— START THE RECORDS —

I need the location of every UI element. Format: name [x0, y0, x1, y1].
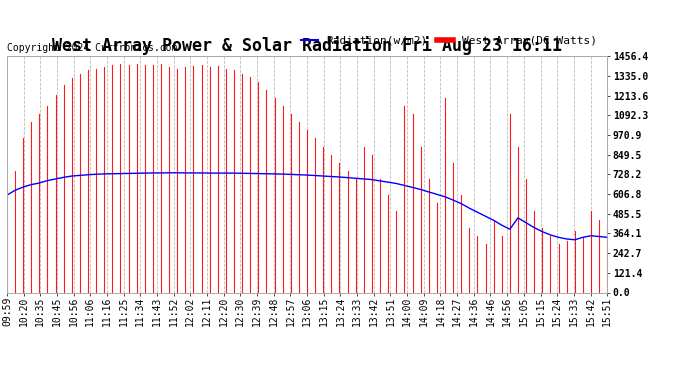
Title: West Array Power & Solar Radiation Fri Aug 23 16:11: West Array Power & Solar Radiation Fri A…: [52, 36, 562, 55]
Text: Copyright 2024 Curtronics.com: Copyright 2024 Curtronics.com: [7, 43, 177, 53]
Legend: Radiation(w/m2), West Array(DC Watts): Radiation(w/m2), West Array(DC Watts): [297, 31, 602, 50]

— END THE RECORDS —
— START THE RECORDS —

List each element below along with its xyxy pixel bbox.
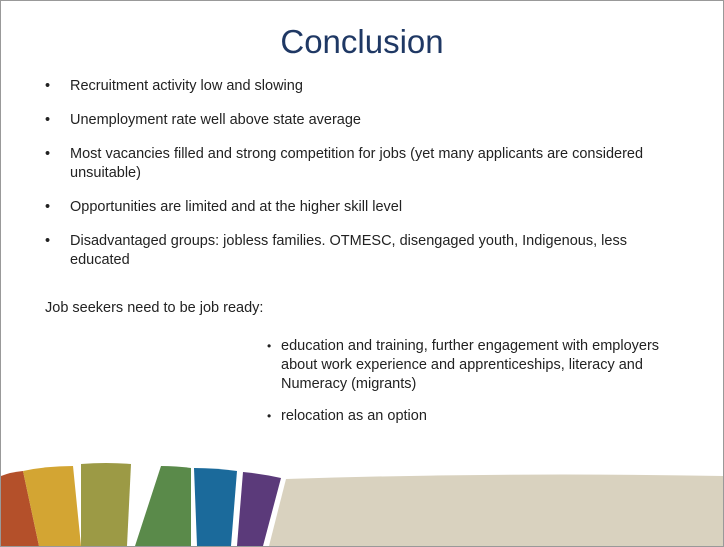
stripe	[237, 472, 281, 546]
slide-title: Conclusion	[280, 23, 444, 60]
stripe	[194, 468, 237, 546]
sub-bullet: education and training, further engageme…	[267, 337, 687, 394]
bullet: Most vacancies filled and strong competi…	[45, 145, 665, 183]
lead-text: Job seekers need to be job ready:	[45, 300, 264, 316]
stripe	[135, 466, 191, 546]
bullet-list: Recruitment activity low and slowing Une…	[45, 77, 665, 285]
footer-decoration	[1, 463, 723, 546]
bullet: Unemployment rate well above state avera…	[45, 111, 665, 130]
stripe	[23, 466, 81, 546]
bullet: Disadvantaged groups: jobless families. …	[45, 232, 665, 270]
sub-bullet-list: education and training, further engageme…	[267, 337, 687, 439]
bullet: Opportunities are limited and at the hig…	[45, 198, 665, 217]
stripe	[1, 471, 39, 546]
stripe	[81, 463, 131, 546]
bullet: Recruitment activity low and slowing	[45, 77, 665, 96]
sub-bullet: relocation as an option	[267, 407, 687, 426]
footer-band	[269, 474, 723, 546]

— END THE RECORDS —

• **GIVEN INSTRUCTION**: Retype the stretch from the line containing "I need the location" through the line containing "Title: West Array", leaving the picture out of your answer.

• **ANSWER TO THE TASK**:
I need the location of every UI element. Format: name [x0, y0, x1, y1].
Title: West Array Power & Solar Radiation Fri Aug 23 16:11: West Array Power & Solar Radiation Fri A…: [52, 36, 562, 55]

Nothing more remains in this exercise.